━━ RECORD LIST

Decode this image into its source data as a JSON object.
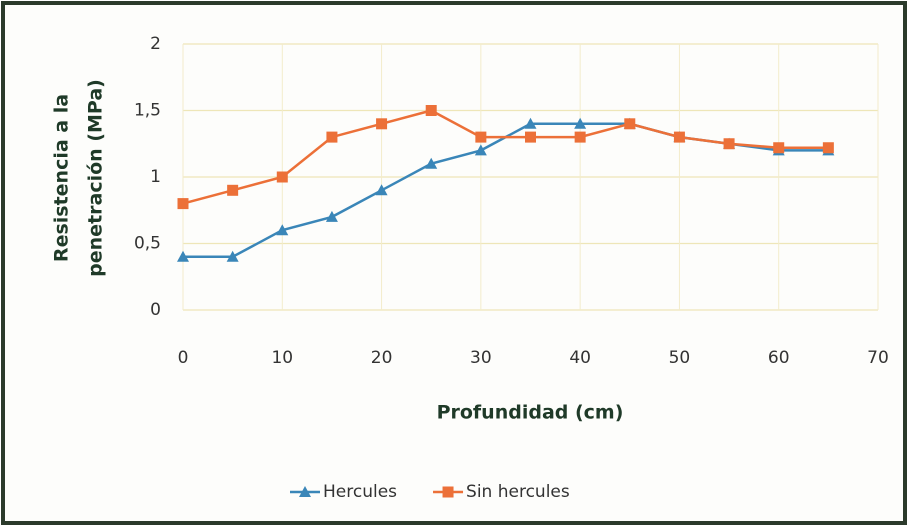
{
  "chart_data": {
    "type": "line",
    "xlabel": "Profundidad (cm)",
    "ylabel": [
      "Resistencia  a la",
      "penetración (MPa)"
    ],
    "x": [
      0,
      5,
      10,
      15,
      20,
      25,
      30,
      35,
      40,
      45,
      50,
      55,
      60,
      65
    ],
    "series": [
      {
        "name": "Hercules",
        "color": "#3a86b8",
        "marker": "triangle",
        "values": [
          0.4,
          0.4,
          0.6,
          0.7,
          0.9,
          1.1,
          1.2,
          1.4,
          1.4,
          1.4,
          1.3,
          1.25,
          1.2,
          1.2
        ]
      },
      {
        "name": "Sin hercules",
        "color": "#ec7038",
        "marker": "square",
        "values": [
          0.8,
          0.9,
          1.0,
          1.3,
          1.4,
          1.5,
          1.3,
          1.3,
          1.3,
          1.4,
          1.3,
          1.25,
          1.22,
          1.22
        ]
      }
    ],
    "xlim": [
      0,
      70
    ],
    "xticks": [
      0,
      10,
      20,
      30,
      40,
      50,
      60,
      70
    ],
    "ylim": [
      0,
      2
    ],
    "yticks": [
      0,
      {
        "value": 0.5,
        "label": "0,5"
      },
      1,
      {
        "value": 1.5,
        "label": "1,5"
      },
      2
    ],
    "grid": true,
    "legend": "bottom"
  }
}
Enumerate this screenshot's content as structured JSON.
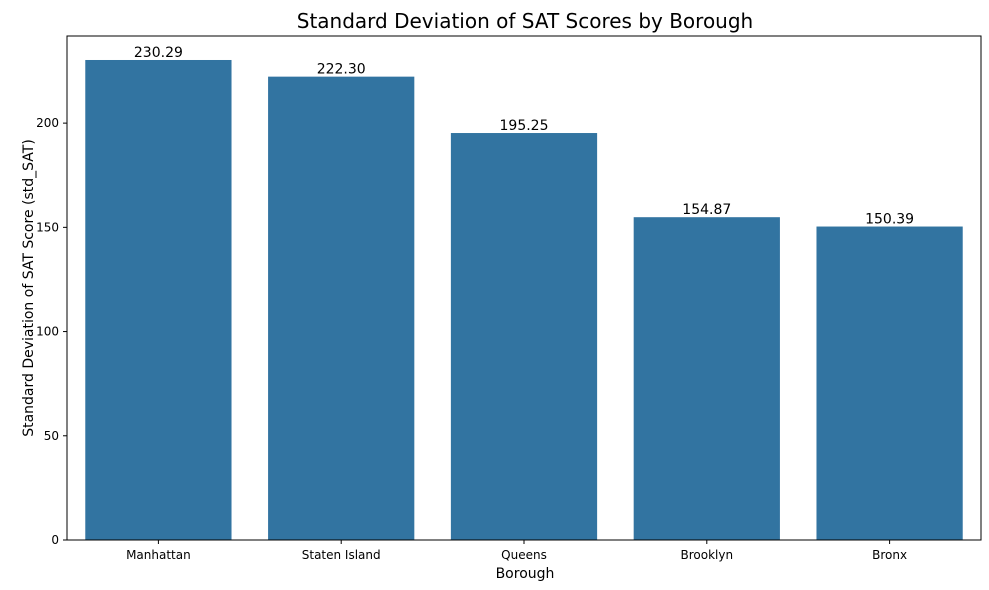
{
  "chart_data": {
    "type": "bar",
    "title": "Standard Deviation of SAT Scores by Borough",
    "xlabel": "Borough",
    "ylabel": "Standard Deviation of SAT Score (std_SAT)",
    "categories": [
      "Manhattan",
      "Staten Island",
      "Queens",
      "Brooklyn",
      "Bronx"
    ],
    "values": [
      230.29,
      222.3,
      195.25,
      154.87,
      150.39
    ],
    "data_labels": [
      "230.29",
      "222.30",
      "195.25",
      "154.87",
      "150.39"
    ],
    "ylim": [
      0,
      241.8
    ],
    "yticks": [
      0,
      50,
      100,
      150,
      200
    ],
    "grid": false,
    "legend": "none",
    "colors": {
      "bar": "#3274a1",
      "axis": "#000000",
      "text": "#000000",
      "background": "#ffffff"
    }
  }
}
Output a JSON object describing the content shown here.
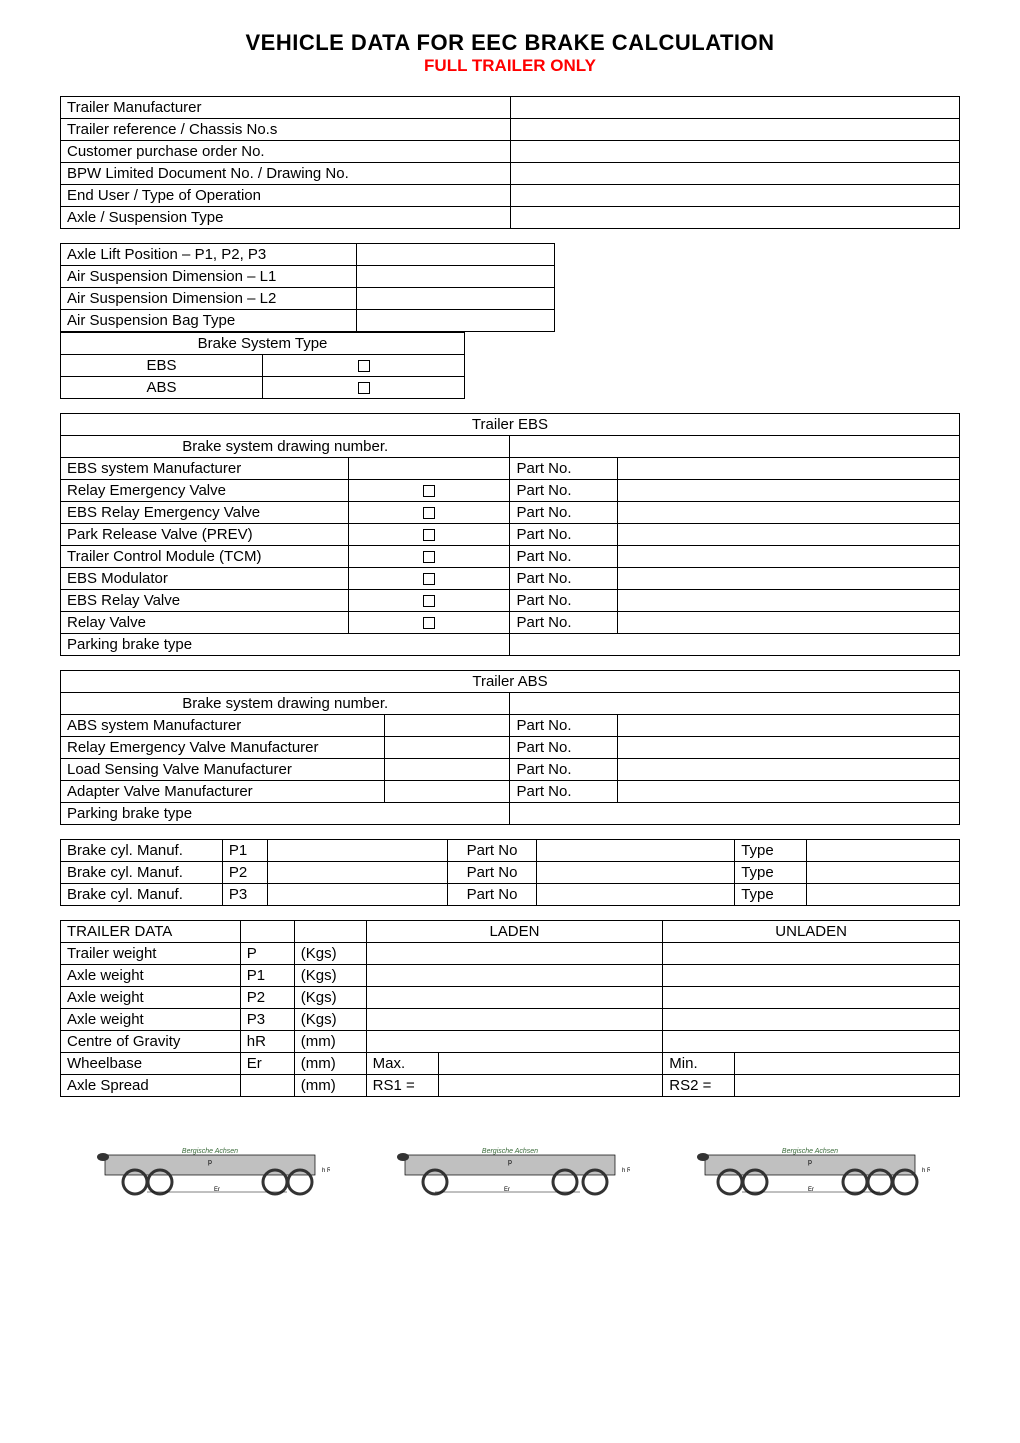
{
  "title": {
    "main": "VEHICLE DATA FOR EEC BRAKE CALCULATION",
    "sub": "FULL TRAILER ONLY"
  },
  "header_info": {
    "rows": [
      "Trailer Manufacturer",
      "Trailer reference / Chassis No.s",
      "Customer purchase order No.",
      "BPW Limited Document No. / Drawing No.",
      "End User / Type of Operation",
      "Axle / Suspension Type"
    ]
  },
  "axle_lift": {
    "rows": [
      "Axle Lift Position – P1, P2, P3",
      "Air Suspension Dimension – L1",
      "Air Suspension Dimension – L2",
      "Air Suspension Bag Type"
    ]
  },
  "brake_system_type": {
    "header": "Brake System Type",
    "options": [
      "EBS",
      "ABS"
    ]
  },
  "trailer_ebs": {
    "title": "Trailer EBS",
    "drawing_label": "Brake system drawing number.",
    "partno_label": "Part No.",
    "rows": [
      {
        "label": "EBS system Manufacturer",
        "checkbox": false
      },
      {
        "label": "Relay Emergency Valve",
        "checkbox": true
      },
      {
        "label": "EBS Relay Emergency Valve",
        "checkbox": true
      },
      {
        "label": "Park Release Valve (PREV)",
        "checkbox": true
      },
      {
        "label": "Trailer Control Module (TCM)",
        "checkbox": true
      },
      {
        "label": "EBS Modulator",
        "checkbox": true
      },
      {
        "label": "EBS Relay Valve",
        "checkbox": true
      },
      {
        "label": "Relay Valve",
        "checkbox": true
      }
    ],
    "parking_label": "Parking brake type"
  },
  "trailer_abs": {
    "title": "Trailer ABS",
    "drawing_label": "Brake system drawing number.",
    "partno_label": "Part No.",
    "rows": [
      "ABS system Manufacturer",
      "Relay Emergency Valve Manufacturer",
      "Load Sensing Valve Manufacturer",
      "Adapter Valve Manufacturer"
    ],
    "parking_label": "Parking brake type"
  },
  "brake_cyl": {
    "label": "Brake cyl. Manuf.",
    "partno": "Part No",
    "type": "Type",
    "rows": [
      "P1",
      "P2",
      "P3"
    ]
  },
  "trailer_data": {
    "header": "TRAILER DATA",
    "laden": "LADEN",
    "unladen": "UNLADEN",
    "rows": [
      {
        "label": "Trailer weight",
        "sym": "P",
        "unit": "(Kgs)"
      },
      {
        "label": "Axle weight",
        "sym": "P1",
        "unit": "(Kgs)"
      },
      {
        "label": "Axle weight",
        "sym": "P2",
        "unit": "(Kgs)"
      },
      {
        "label": "Axle weight",
        "sym": "P3",
        "unit": "(Kgs)"
      },
      {
        "label": "Centre of Gravity",
        "sym": "hR",
        "unit": "(mm)"
      }
    ],
    "wheelbase": {
      "label": "Wheelbase",
      "sym": "Er",
      "unit": "(mm)",
      "max": "Max.",
      "min": "Min."
    },
    "axlespread": {
      "label": "Axle Spread",
      "sym": "",
      "unit": "(mm)",
      "rs1": "RS1 =",
      "rs2": "RS2 ="
    }
  },
  "diagram": {
    "text": "Bergische Achsen",
    "p_label": "p",
    "er_label": "Er",
    "l1": "L1",
    "l2": "L2",
    "wheel_fill": "#333333",
    "bg_fill": "#c0c0c0",
    "text_color": "#3a6a3a"
  }
}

━━━━

● EXERCISE AIM:
Without the pictures, restate all the entries above exactly.

● SOLUTION BELOW:
Decode this image into its source data as a JSON object.
{
  "chart_data": {
    "type": "line",
    "xlabel": "Profundidad (cm)",
    "ylabel": [
      "Resistencia  a la",
      "penetración (MPa)"
    ],
    "x": [
      0,
      5,
      10,
      15,
      20,
      25,
      30,
      35,
      40,
      45,
      50,
      55,
      60,
      65
    ],
    "series": [
      {
        "name": "Hercules",
        "color": "#3a86b8",
        "marker": "triangle",
        "values": [
          0.4,
          0.4,
          0.6,
          0.7,
          0.9,
          1.1,
          1.2,
          1.4,
          1.4,
          1.4,
          1.3,
          1.25,
          1.2,
          1.2
        ]
      },
      {
        "name": "Sin hercules",
        "color": "#ec7038",
        "marker": "square",
        "values": [
          0.8,
          0.9,
          1.0,
          1.3,
          1.4,
          1.5,
          1.3,
          1.3,
          1.3,
          1.4,
          1.3,
          1.25,
          1.22,
          1.22
        ]
      }
    ],
    "xlim": [
      0,
      70
    ],
    "xticks": [
      0,
      10,
      20,
      30,
      40,
      50,
      60,
      70
    ],
    "ylim": [
      0,
      2
    ],
    "yticks": [
      0,
      {
        "value": 0.5,
        "label": "0,5"
      },
      1,
      {
        "value": 1.5,
        "label": "1,5"
      },
      2
    ],
    "grid": true,
    "legend": "bottom"
  }
}
Enumerate this screenshot's content as structured JSON.
{
  "chart_data": {
    "type": "bar",
    "title": "Standard Deviation of SAT Scores by Borough",
    "xlabel": "Borough",
    "ylabel": "Standard Deviation of SAT Score (std_SAT)",
    "categories": [
      "Manhattan",
      "Staten Island",
      "Queens",
      "Brooklyn",
      "Bronx"
    ],
    "values": [
      230.29,
      222.3,
      195.25,
      154.87,
      150.39
    ],
    "data_labels": [
      "230.29",
      "222.30",
      "195.25",
      "154.87",
      "150.39"
    ],
    "ylim": [
      0,
      241.8
    ],
    "yticks": [
      0,
      50,
      100,
      150,
      200
    ],
    "grid": false,
    "legend": "none",
    "colors": {
      "bar": "#3274a1",
      "axis": "#000000",
      "text": "#000000",
      "background": "#ffffff"
    }
  }
}
Output a JSON object describing the content shown here.
{
  "title": {
    "main": "VEHICLE DATA FOR EEC BRAKE CALCULATION",
    "sub": "FULL TRAILER ONLY"
  },
  "header_info": {
    "rows": [
      "Trailer Manufacturer",
      "Trailer reference / Chassis No.s",
      "Customer purchase order No.",
      "BPW Limited Document No. / Drawing No.",
      "End User / Type of Operation",
      "Axle / Suspension Type"
    ]
  },
  "axle_lift": {
    "rows": [
      "Axle Lift Position – P1, P2, P3",
      "Air Suspension Dimension – L1",
      "Air Suspension Dimension – L2",
      "Air Suspension Bag Type"
    ]
  },
  "brake_system_type": {
    "header": "Brake System Type",
    "options": [
      "EBS",
      "ABS"
    ]
  },
  "trailer_ebs": {
    "title": "Trailer EBS",
    "drawing_label": "Brake system drawing number.",
    "partno_label": "Part No.",
    "rows": [
      {
        "label": "EBS system Manufacturer",
        "checkbox": false
      },
      {
        "label": "Relay Emergency Valve",
        "checkbox": true
      },
      {
        "label": "EBS Relay Emergency Valve",
        "checkbox": true
      },
      {
        "label": "Park Release Valve (PREV)",
        "checkbox": true
      },
      {
        "label": "Trailer Control Module (TCM)",
        "checkbox": true
      },
      {
        "label": "EBS Modulator",
        "checkbox": true
      },
      {
        "label": "EBS Relay Valve",
        "checkbox": true
      },
      {
        "label": "Relay Valve",
        "checkbox": true
      }
    ],
    "parking_label": "Parking brake type"
  },
  "trailer_abs": {
    "title": "Trailer ABS",
    "drawing_label": "Brake system drawing number.",
    "partno_label": "Part No.",
    "rows": [
      "ABS system Manufacturer",
      "Relay Emergency Valve Manufacturer",
      "Load Sensing Valve Manufacturer",
      "Adapter Valve Manufacturer"
    ],
    "parking_label": "Parking brake type"
  },
  "brake_cyl": {
    "label": "Brake cyl. Manuf.",
    "partno": "Part No",
    "type": "Type",
    "rows": [
      "P1",
      "P2",
      "P3"
    ]
  },
  "trailer_data": {
    "header": "TRAILER DATA",
    "laden": "LADEN",
    "unladen": "UNLADEN",
    "rows": [
      {
        "label": "Trailer weight",
        "sym": "P",
        "unit": "(Kgs)"
      },
      {
        "label": "Axle weight",
        "sym": "P1",
        "unit": "(Kgs)"
      },
      {
        "label": "Axle weight",
        "sym": "P2",
        "unit": "(Kgs)"
      },
      {
        "label": "Axle weight",
        "sym": "P3",
        "unit": "(Kgs)"
      },
      {
        "label": "Centre of Gravity",
        "sym": "hR",
        "unit": "(mm)"
      }
    ],
    "wheelbase": {
      "label": "Wheelbase",
      "sym": "Er",
      "unit": "(mm)",
      "max": "Max.",
      "min": "Min."
    },
    "axlespread": {
      "label": "Axle Spread",
      "sym": "",
      "unit": "(mm)",
      "rs1": "RS1 =",
      "rs2": "RS2 ="
    }
  },
  "diagram": {
    "text": "Bergische Achsen",
    "p_label": "p",
    "er_label": "Er",
    "l1": "L1",
    "l2": "L2",
    "wheel_fill": "#333333",
    "bg_fill": "#c0c0c0",
    "text_color": "#3a6a3a"
  }
}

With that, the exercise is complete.